(Stored data entries)
▶
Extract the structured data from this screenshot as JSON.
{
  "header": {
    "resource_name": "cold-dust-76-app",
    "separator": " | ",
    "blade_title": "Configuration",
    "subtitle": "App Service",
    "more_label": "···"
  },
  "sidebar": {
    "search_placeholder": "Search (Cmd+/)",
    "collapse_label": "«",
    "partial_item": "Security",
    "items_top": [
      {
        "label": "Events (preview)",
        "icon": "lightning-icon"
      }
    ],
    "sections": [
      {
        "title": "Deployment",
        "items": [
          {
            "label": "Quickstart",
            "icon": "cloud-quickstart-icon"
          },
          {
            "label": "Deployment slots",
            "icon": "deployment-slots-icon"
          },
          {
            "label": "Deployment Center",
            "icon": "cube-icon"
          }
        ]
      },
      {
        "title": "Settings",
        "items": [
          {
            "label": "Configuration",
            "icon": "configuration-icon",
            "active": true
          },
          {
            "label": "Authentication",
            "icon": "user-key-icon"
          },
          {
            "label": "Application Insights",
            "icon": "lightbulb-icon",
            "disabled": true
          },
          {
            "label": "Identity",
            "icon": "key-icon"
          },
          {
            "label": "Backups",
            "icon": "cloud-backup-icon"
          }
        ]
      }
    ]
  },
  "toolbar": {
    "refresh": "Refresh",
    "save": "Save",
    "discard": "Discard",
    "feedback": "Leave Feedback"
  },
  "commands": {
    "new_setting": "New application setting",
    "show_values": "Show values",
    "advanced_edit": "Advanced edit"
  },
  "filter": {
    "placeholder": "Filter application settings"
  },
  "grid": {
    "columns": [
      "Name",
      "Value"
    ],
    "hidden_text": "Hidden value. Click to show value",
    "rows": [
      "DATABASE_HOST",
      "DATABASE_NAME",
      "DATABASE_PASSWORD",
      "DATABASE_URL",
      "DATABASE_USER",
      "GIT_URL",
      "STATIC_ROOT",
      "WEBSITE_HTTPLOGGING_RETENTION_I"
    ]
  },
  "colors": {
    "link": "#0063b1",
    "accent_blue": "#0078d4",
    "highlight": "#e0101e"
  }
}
◀
Given task: Pull out each line containing the word "slots" and copy it.

Full solution:
            "label": "Deployment slots",
            "icon": "deployment-slots-icon"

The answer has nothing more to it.